◆ Task prompt
Go through the lines below and repeat each one exactly, skipping pictures.

Stored data START

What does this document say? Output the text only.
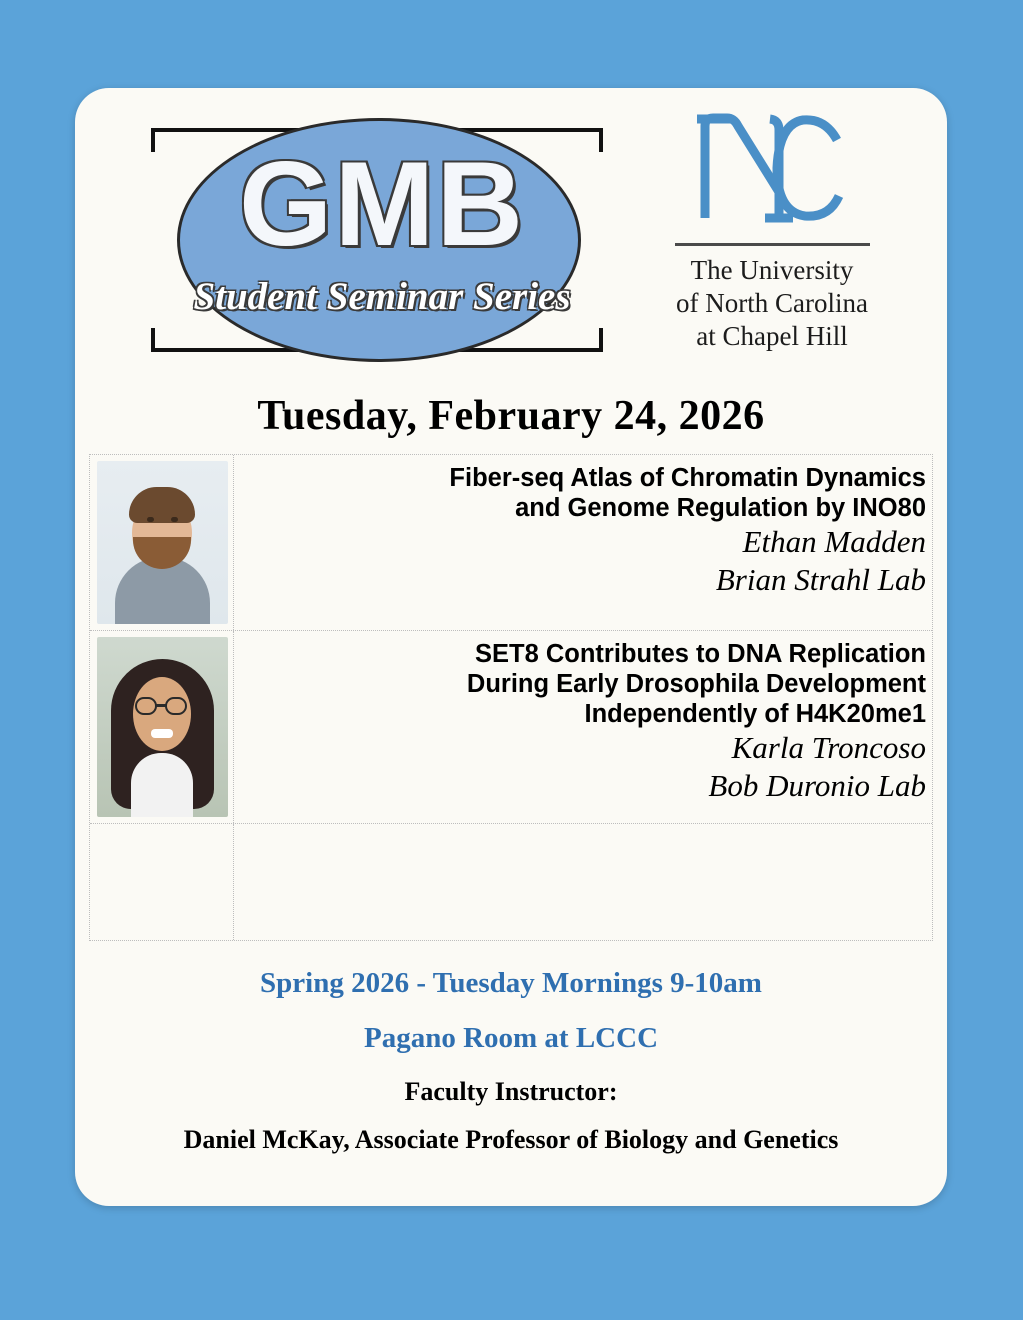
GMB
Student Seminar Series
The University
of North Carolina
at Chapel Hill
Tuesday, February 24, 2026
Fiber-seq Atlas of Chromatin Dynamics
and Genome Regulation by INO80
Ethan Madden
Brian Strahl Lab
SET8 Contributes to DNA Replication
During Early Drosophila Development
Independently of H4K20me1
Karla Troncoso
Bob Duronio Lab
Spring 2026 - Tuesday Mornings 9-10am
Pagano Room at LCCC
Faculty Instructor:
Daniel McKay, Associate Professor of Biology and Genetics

Stored data END

◆ Answer to the problem
What does this document say? Output the text only.
GMB
Student Seminar Series
The University
of North Carolina
at Chapel Hill
Tuesday, February 24, 2026
Fiber-seq Atlas of Chromatin Dynamics
and Genome Regulation by INO80
Ethan Madden
Brian Strahl Lab
SET8 Contributes to DNA Replication
During Early Drosophila Development
Independently of H4K20me1
Karla Troncoso
Bob Duronio Lab
Spring 2026 - Tuesday Mornings 9-10am
Pagano Room at LCCC
Faculty Instructor:
Daniel McKay, Associate Professor of Biology and Genetics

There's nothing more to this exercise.